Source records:
········

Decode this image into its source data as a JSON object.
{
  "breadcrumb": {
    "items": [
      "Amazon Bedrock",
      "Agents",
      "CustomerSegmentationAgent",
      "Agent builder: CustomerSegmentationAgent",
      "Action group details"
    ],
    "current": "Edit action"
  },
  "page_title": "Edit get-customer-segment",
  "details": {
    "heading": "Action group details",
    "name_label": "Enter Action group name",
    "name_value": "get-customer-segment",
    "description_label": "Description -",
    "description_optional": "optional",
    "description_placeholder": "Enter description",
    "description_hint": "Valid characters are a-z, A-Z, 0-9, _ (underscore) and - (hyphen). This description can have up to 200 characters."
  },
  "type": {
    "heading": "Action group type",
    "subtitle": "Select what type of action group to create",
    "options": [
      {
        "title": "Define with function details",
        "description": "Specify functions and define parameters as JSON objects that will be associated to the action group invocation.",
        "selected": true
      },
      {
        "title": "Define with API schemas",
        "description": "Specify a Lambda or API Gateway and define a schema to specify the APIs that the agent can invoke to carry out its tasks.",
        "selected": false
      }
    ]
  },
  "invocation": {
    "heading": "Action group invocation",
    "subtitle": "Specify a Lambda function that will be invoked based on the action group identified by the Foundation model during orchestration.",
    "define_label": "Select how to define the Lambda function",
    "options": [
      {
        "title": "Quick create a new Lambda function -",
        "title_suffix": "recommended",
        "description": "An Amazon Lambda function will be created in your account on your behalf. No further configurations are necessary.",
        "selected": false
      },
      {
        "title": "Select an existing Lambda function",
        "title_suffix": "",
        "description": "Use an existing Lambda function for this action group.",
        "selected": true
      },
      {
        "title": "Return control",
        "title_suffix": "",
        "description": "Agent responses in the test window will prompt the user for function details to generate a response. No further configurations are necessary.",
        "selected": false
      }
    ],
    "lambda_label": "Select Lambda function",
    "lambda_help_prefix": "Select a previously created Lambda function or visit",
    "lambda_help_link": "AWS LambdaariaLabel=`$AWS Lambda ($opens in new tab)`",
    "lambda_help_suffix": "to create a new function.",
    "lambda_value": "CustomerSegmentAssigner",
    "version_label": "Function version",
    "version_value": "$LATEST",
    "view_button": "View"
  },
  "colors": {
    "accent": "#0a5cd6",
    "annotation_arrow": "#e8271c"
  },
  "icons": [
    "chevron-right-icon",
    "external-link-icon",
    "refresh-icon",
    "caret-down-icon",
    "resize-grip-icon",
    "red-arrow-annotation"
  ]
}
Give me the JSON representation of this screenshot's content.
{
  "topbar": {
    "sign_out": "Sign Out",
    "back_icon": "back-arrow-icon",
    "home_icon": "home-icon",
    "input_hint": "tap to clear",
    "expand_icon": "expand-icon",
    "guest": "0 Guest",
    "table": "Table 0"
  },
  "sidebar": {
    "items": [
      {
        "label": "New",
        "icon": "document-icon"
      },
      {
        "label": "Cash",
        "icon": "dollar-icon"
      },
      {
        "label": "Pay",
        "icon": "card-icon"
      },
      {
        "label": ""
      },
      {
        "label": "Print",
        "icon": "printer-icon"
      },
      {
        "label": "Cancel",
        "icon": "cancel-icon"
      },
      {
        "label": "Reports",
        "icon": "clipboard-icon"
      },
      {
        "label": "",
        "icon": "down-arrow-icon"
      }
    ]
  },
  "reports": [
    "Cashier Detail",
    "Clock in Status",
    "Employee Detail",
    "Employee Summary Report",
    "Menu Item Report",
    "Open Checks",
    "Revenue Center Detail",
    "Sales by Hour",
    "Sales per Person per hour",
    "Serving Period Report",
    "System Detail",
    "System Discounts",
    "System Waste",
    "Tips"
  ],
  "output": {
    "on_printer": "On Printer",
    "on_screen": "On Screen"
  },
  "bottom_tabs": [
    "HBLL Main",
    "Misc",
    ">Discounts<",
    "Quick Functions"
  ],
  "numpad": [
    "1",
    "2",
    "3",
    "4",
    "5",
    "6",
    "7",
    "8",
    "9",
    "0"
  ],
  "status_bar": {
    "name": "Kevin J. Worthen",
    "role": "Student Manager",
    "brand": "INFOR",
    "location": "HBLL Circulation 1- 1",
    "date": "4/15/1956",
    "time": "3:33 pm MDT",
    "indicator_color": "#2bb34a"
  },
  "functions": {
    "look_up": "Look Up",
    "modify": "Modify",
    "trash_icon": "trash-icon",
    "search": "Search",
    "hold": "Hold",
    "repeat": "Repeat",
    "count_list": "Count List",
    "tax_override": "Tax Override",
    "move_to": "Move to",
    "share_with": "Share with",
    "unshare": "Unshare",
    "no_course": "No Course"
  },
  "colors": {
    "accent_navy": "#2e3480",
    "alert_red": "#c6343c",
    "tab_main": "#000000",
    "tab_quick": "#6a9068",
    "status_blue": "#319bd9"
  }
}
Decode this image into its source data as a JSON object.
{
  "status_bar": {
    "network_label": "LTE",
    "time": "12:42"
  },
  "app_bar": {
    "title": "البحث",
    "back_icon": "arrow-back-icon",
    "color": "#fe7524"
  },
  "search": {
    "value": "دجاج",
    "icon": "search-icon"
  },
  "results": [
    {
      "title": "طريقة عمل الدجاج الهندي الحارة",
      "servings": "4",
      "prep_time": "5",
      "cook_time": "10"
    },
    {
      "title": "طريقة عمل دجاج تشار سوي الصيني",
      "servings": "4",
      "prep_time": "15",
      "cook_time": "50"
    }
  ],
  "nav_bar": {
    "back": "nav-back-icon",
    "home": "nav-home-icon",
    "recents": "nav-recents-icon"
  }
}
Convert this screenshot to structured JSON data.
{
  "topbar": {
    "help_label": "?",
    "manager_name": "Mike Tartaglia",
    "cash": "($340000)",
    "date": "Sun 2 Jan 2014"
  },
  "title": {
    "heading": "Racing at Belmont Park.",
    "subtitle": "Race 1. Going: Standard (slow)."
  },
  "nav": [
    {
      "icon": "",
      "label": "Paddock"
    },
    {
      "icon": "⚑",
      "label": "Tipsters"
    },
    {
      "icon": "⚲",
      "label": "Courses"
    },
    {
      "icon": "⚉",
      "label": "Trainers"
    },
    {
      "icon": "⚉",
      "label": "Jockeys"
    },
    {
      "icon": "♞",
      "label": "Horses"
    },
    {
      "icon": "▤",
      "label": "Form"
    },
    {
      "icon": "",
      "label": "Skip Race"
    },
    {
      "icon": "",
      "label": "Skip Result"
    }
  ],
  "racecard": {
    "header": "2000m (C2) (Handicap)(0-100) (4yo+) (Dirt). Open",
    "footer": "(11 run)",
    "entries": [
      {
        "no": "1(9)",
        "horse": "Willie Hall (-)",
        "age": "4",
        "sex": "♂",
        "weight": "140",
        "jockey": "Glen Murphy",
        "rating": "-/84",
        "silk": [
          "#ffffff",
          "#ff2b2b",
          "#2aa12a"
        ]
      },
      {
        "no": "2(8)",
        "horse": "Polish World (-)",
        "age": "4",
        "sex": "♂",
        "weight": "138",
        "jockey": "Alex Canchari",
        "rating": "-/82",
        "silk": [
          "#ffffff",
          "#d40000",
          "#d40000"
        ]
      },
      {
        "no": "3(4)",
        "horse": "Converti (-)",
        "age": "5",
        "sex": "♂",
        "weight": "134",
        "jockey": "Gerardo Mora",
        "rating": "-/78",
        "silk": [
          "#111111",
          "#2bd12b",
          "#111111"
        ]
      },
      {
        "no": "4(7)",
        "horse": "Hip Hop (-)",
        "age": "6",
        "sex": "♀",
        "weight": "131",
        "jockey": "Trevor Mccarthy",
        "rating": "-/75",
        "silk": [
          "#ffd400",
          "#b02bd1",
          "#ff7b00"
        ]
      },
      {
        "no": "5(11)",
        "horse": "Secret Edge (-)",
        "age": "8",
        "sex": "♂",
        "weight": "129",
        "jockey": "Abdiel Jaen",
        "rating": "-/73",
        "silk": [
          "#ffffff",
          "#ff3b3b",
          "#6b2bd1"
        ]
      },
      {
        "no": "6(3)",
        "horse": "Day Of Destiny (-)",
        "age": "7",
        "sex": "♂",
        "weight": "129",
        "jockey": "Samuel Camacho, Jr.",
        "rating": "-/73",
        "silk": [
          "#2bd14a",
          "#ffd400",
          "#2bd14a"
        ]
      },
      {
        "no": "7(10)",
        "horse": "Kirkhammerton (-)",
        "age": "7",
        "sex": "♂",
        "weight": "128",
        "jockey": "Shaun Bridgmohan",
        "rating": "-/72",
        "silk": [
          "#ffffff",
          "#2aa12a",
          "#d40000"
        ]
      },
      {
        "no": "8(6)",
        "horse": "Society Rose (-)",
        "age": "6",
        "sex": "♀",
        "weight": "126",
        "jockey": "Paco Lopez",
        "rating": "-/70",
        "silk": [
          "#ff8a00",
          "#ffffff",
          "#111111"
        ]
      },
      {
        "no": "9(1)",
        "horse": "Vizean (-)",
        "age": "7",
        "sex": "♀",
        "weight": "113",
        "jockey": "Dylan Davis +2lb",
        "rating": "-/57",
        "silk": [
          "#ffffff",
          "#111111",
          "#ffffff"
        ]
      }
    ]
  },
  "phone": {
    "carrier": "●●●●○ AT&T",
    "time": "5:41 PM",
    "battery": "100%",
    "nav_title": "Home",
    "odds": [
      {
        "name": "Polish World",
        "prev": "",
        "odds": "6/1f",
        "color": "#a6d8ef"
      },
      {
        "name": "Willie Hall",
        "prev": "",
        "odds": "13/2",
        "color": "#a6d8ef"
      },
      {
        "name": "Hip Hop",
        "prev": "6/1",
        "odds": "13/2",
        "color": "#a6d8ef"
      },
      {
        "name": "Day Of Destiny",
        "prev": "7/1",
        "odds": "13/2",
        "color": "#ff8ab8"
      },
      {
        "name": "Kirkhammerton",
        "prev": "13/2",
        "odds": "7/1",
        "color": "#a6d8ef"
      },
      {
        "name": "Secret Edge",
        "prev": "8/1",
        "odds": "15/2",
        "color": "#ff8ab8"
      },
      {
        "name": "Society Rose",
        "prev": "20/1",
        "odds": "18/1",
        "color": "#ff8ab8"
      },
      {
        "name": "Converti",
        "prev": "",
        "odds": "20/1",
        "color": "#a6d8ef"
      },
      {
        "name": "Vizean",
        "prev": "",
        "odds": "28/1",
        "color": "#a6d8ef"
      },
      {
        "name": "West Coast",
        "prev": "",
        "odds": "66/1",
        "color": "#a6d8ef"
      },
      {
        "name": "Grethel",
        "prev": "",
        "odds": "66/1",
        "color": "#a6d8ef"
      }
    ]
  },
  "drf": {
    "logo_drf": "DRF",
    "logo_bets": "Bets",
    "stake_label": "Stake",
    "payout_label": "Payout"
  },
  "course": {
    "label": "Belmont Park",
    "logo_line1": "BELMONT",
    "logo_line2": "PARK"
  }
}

········

* _TASK PROMPT_: What is the number of lines that contain "Employee"? Reply with that number alone.

* _RESULT FOR THIS EXERCISE_: 2